### TASK INSTRUCTIONS
Pick out the lines containing "color".

Records about charts and figures
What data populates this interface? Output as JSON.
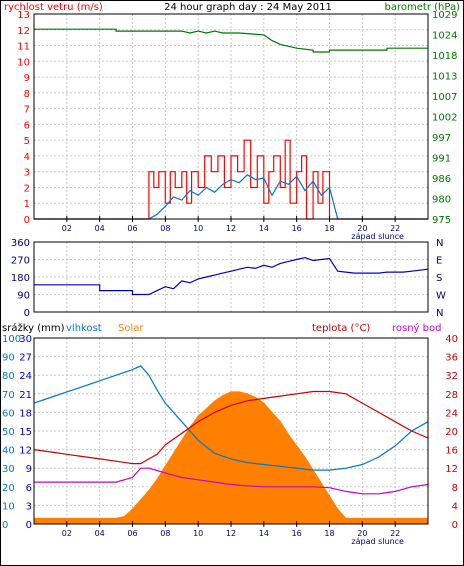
{
  "chart_data": [
    {
      "type": "line",
      "title": "24 hour graph day : 24 May 2011",
      "ylabel_left": "rychlost vetru (m/s)",
      "ylabel_right": "barometr (hPa)",
      "xlim": [
        0,
        24
      ],
      "x_ticks": [
        "02",
        "04",
        "06",
        "08",
        "10",
        "12",
        "14",
        "16",
        "18",
        "20",
        "22"
      ],
      "sunset_label": "západ slunce",
      "sunset_hour": 18.5,
      "ylim_left": [
        0,
        13
      ],
      "y_ticks_left": [
        "0",
        "1",
        "2",
        "3",
        "4",
        "5",
        "6",
        "7",
        "8",
        "9",
        "10",
        "11",
        "12",
        "13"
      ],
      "ylim_right": [
        975,
        1029
      ],
      "y_ticks_right": [
        "975",
        "980",
        "986",
        "991",
        "997",
        "1002",
        "1007",
        "1013",
        "1018",
        "1024",
        "1029"
      ],
      "series": [
        {
          "axis": "right",
          "color": "#007700",
          "x": [
            0,
            5,
            5,
            9,
            9.5,
            10,
            10.5,
            11,
            11.5,
            12.5,
            14,
            14.5,
            15,
            16,
            17,
            17,
            18,
            18,
            19,
            21.5,
            21.5,
            24
          ],
          "y": [
            1025,
            1025,
            1024.5,
            1024.5,
            1024,
            1024.5,
            1024,
            1024.5,
            1024,
            1024,
            1023.5,
            1022,
            1021,
            1020,
            1019.5,
            1019,
            1019,
            1019.5,
            1019.5,
            1019.5,
            1020,
            1020
          ]
        },
        {
          "axis": "left",
          "color": "#ff0000",
          "x": [
            0,
            7,
            7,
            7.3,
            7.3,
            7.6,
            7.6,
            8,
            8,
            8.3,
            8.3,
            8.6,
            8.6,
            9,
            9,
            9.3,
            9.3,
            9.6,
            9.6,
            10,
            10,
            10.4,
            10.4,
            10.8,
            10.8,
            11.2,
            11.2,
            11.6,
            11.6,
            12,
            12,
            12.4,
            12.4,
            12.8,
            12.8,
            13.2,
            13.2,
            13.6,
            13.6,
            14,
            14,
            14.3,
            14.3,
            14.6,
            14.6,
            15,
            15,
            15.3,
            15.3,
            15.6,
            15.6,
            16,
            16,
            16.3,
            16.3,
            16.6,
            16.6,
            17,
            17,
            17.3,
            17.3,
            17.6,
            17.6,
            18,
            18,
            18.5,
            24
          ],
          "y": [
            0,
            0,
            3,
            3,
            2,
            2,
            3,
            3,
            1,
            1,
            3,
            3,
            2,
            2,
            3,
            3,
            1,
            1,
            3,
            3,
            2,
            2,
            4,
            4,
            3,
            3,
            4,
            4,
            2,
            2,
            4,
            4,
            3,
            3,
            5,
            5,
            2,
            2,
            4,
            4,
            1,
            1,
            3,
            3,
            4,
            4,
            2,
            2,
            5,
            5,
            1,
            1,
            3,
            3,
            4,
            4,
            0,
            0,
            3,
            3,
            1,
            1,
            3,
            3,
            0,
            0,
            0
          ]
        },
        {
          "axis": "left",
          "color": "#0077cc",
          "x": [
            0,
            7,
            7.5,
            8,
            8.5,
            9,
            9.5,
            10,
            10.5,
            11,
            11.5,
            12,
            12.5,
            13,
            13.5,
            14,
            14.5,
            15,
            15.5,
            16,
            16.5,
            17,
            17.5,
            18,
            18.5,
            24
          ],
          "y": [
            0,
            0,
            0.3,
            0.8,
            1.4,
            1.2,
            1.8,
            1.5,
            2.0,
            1.7,
            2.2,
            2.5,
            2.3,
            2.8,
            2.5,
            2.6,
            1.5,
            2.4,
            2.2,
            2.7,
            1.8,
            2.4,
            1.5,
            2.0,
            0,
            0
          ]
        }
      ]
    },
    {
      "type": "line",
      "xlim": [
        0,
        24
      ],
      "ylim": [
        0,
        360
      ],
      "y_ticks": [
        "0",
        "90",
        "180",
        "270",
        "360"
      ],
      "y_ticks_right": [
        "N",
        "W",
        "S",
        "E",
        "N"
      ],
      "series": [
        {
          "color": "#0000cc",
          "x": [
            0,
            4,
            4,
            6,
            6,
            7,
            7.5,
            8,
            8.5,
            9,
            9.5,
            10,
            10.5,
            11,
            11.5,
            12,
            12.5,
            13,
            13.5,
            14,
            14.5,
            15,
            15.5,
            16,
            16.5,
            17,
            17.5,
            18,
            18.5,
            19,
            19.5,
            20,
            20.5,
            21,
            21.5,
            22,
            22.5,
            23,
            23.5,
            24
          ],
          "y": [
            140,
            140,
            110,
            110,
            90,
            90,
            110,
            130,
            120,
            160,
            150,
            170,
            180,
            190,
            200,
            210,
            220,
            230,
            225,
            240,
            230,
            250,
            260,
            270,
            280,
            265,
            270,
            275,
            210,
            205,
            200,
            200,
            200,
            200,
            205,
            205,
            205,
            210,
            215,
            220
          ]
        }
      ]
    },
    {
      "type": "line",
      "ylabel_left_1": "srážky (mm)",
      "ylabel_left_2": "vlhkost",
      "ylabel_left_3": "Solar",
      "ylabel_right_1": "teplota (°C)",
      "ylabel_right_2": "rosný bod",
      "xlim": [
        0,
        24
      ],
      "x_ticks": [
        "02",
        "04",
        "06",
        "08",
        "10",
        "12",
        "14",
        "16",
        "18",
        "20",
        "22"
      ],
      "sunset_label": "západ slunce",
      "sunset_hour": 18.5,
      "ylim_rain": [
        0,
        30
      ],
      "y_ticks_rain": [
        "0",
        "3",
        "6",
        "9",
        "12",
        "15",
        "18",
        "21",
        "24",
        "27",
        "30"
      ],
      "ylim_humidity": [
        0,
        100
      ],
      "y_ticks_humidity": [
        "0",
        "10",
        "20",
        "30",
        "40",
        "50",
        "60",
        "70",
        "80",
        "90",
        "100"
      ],
      "ylim_temp": [
        0,
        40
      ],
      "y_ticks_temp": [
        "0",
        "4",
        "8",
        "12",
        "16",
        "20",
        "24",
        "28",
        "32",
        "36",
        "40"
      ],
      "series": [
        {
          "axis": "solar",
          "color": "#ff8000",
          "x": [
            0,
            5,
            5.5,
            6,
            6.5,
            7,
            7.5,
            8,
            8.5,
            9,
            9.5,
            10,
            10.5,
            11,
            11.5,
            12,
            12.5,
            13,
            13.5,
            14,
            14.5,
            15,
            15.5,
            16,
            16.5,
            17,
            17.5,
            18,
            18.5,
            19,
            24
          ],
          "y": [
            3,
            3,
            4,
            8,
            13,
            18,
            24,
            31,
            38,
            45,
            52,
            58,
            62,
            66,
            69,
            71,
            71,
            70,
            68,
            65,
            60,
            55,
            48,
            42,
            36,
            29,
            22,
            15,
            8,
            3,
            3
          ]
        },
        {
          "axis": "humidity",
          "color": "#0077cc",
          "x": [
            0,
            1,
            2,
            3,
            4,
            5,
            6,
            6.5,
            7,
            7.5,
            8,
            9,
            10,
            11,
            12,
            13,
            14,
            15,
            16,
            17,
            18,
            19,
            20,
            21,
            22,
            23,
            24
          ],
          "y": [
            65,
            68,
            71,
            74,
            77,
            80,
            83,
            85,
            80,
            72,
            65,
            55,
            45,
            38,
            35,
            33,
            32,
            31,
            30,
            29,
            29,
            30,
            32,
            36,
            42,
            50,
            55
          ]
        },
        {
          "axis": "temp",
          "color": "#cc0000",
          "x": [
            0,
            1,
            2,
            3,
            4,
            5,
            6,
            6.5,
            7,
            7.5,
            8,
            9,
            10,
            11,
            12,
            13,
            14,
            15,
            16,
            17,
            18,
            19,
            20,
            21,
            22,
            23,
            24
          ],
          "y": [
            16,
            15.5,
            15,
            14.5,
            14,
            13.5,
            13,
            13,
            14,
            15,
            17,
            19.5,
            22,
            24,
            25.5,
            26.5,
            27,
            27.5,
            28,
            28.5,
            28.5,
            28,
            26,
            24,
            22,
            20,
            18.5
          ]
        },
        {
          "axis": "temp",
          "color": "#cc00cc",
          "x": [
            0,
            1,
            2,
            3,
            4,
            5,
            6,
            6.5,
            7,
            7.5,
            8,
            9,
            10,
            11,
            12,
            13,
            14,
            15,
            16,
            17,
            18,
            19,
            20,
            21,
            22,
            23,
            24
          ],
          "y": [
            9,
            9,
            9,
            9,
            9,
            9,
            10,
            12,
            12,
            11.5,
            11,
            10,
            9.5,
            9,
            8.5,
            8.2,
            8,
            8,
            8,
            8,
            7.8,
            7,
            6.5,
            6.5,
            7,
            8,
            8.5
          ]
        }
      ]
    }
  ]
}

### PROBLEM SOLUTION
          "color": "#007700",
          "color": "#ff0000",
          "color": "#0077cc",
          "color": "#0000cc",
          "color": "#ff8000",
          "color": "#0077cc",
          "color": "#cc0000",
          "color": "#cc00cc",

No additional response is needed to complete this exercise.